→ **PASSAGE SHOWN**

How was the functional approach based on the distinction between judicial and administrative proceedings discredited?

A

The case of Ridge v Baldwin marked a shift towards an impact based approach - this is now the modern position.

40
Q

What were the details of Ridge v Baldwin?

A

The Chief Constable of Brighton had been dismissed by the local police authority without a hearing. The authority had statutory power to deprive him of his position for incapacity or misconduct.
The House of Lords found he was entitled to a hearing.

41
Q

What was the reasoning of the House of Lords in the Baldwin Case?

A
  1. He had been deprived of his job and source of livelihood (impact of decision and duty of respect)
  2. The power to dismiss was limited by statute, so the authority did not have complete discretion – some checks were appropriate as to whether the dismissal had occurred on statutory grounds (nature of power and instrumental perspective).
42
Q

What was the overall impact of the Baldwin Case?

A

The focus was now on the impact on the individual, in accordance with the modern impact approach - look not to some classification of the type of decision being made, or the status of the person making it but rather whether fairness demanded consultation. In determining this issue, the primary matter to look at was the impact of the decision on the person affected and in particular on his or her rights or interests.

43
Q

According to the modern impact approach what is the difference between a decision impacting upon a persons legal rights or fundamental freedoms and a decision impacting on a persons interests?

A

If a decision impacts on a person’s legal rights or fundamental freedoms: consultation or a hearing is almost always necessary.
If a decision impacts on a person’s interests: a balancing act will be required, though still depend on magnitude of impact; in such cases, the type of hearing will still be relevant; as will benefit of fairness to individual and cost to public body concerned.

44
Q

Which case demonstrated the balancing act required in cases where a decision impacts a persons interest?

A

R v Barnsley Borough Council ex parte Hook - here the severity of the impact of the decision on the livelihood of the defendant was considered.

→ **WHAT THE EXERCISE ASKS**
Answer these from the passage on Ridge v Baldwin:
1. Which body dismissed the Chief Constable of Brighton?
2. Under the modern impact approach, what is almost always necessary when a decision impacts a person's legal rights or fundamental freedoms?
3. In which case was the severity of the decision's impact on the defendant's livelihood considered?
The data that comes next has no connection to the passage on Ridge v Baldwin.

→ **Stored dataset items**
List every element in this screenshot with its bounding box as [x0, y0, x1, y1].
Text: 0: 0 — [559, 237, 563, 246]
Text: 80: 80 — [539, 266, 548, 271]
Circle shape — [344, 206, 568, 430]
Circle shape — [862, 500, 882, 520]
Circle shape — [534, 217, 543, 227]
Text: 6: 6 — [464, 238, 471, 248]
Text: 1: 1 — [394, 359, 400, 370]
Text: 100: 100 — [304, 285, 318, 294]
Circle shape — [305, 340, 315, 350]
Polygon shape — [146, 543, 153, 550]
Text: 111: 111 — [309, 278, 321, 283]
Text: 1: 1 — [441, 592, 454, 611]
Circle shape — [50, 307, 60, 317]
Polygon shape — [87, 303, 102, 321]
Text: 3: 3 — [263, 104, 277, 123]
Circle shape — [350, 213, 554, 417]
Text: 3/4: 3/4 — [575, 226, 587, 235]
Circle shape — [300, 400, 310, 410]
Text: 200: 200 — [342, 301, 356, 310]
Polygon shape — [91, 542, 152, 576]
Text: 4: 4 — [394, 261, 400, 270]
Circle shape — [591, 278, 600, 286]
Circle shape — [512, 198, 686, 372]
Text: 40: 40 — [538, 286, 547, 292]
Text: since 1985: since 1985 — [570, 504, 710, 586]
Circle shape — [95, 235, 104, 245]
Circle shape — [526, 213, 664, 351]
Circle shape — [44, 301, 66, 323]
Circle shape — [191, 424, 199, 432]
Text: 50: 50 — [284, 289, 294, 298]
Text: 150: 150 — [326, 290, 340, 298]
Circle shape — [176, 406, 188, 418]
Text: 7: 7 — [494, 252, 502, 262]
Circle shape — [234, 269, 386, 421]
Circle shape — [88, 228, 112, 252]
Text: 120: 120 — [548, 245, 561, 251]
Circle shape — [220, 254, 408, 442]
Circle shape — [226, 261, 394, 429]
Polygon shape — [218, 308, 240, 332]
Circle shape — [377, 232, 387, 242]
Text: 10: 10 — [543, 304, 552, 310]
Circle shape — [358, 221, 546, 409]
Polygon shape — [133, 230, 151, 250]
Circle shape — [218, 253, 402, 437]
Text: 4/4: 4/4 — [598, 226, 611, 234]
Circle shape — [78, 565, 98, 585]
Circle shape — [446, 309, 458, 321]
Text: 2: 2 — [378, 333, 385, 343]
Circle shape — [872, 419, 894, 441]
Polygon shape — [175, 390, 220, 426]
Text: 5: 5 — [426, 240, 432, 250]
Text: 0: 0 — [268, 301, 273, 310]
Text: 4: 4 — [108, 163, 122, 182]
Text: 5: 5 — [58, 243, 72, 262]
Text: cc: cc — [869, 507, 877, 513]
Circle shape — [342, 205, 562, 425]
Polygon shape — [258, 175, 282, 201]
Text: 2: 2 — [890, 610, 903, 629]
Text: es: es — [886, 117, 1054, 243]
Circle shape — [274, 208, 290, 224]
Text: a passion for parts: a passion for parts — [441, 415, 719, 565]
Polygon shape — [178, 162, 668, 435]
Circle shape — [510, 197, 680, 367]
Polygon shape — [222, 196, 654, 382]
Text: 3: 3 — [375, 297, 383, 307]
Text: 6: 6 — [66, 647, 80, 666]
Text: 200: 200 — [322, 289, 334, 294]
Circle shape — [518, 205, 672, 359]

→ **TASK ANSWER**
1. The local police authority.
2. Consultation or a hearing.
3. R v Barnsley Borough Council ex parte Hook.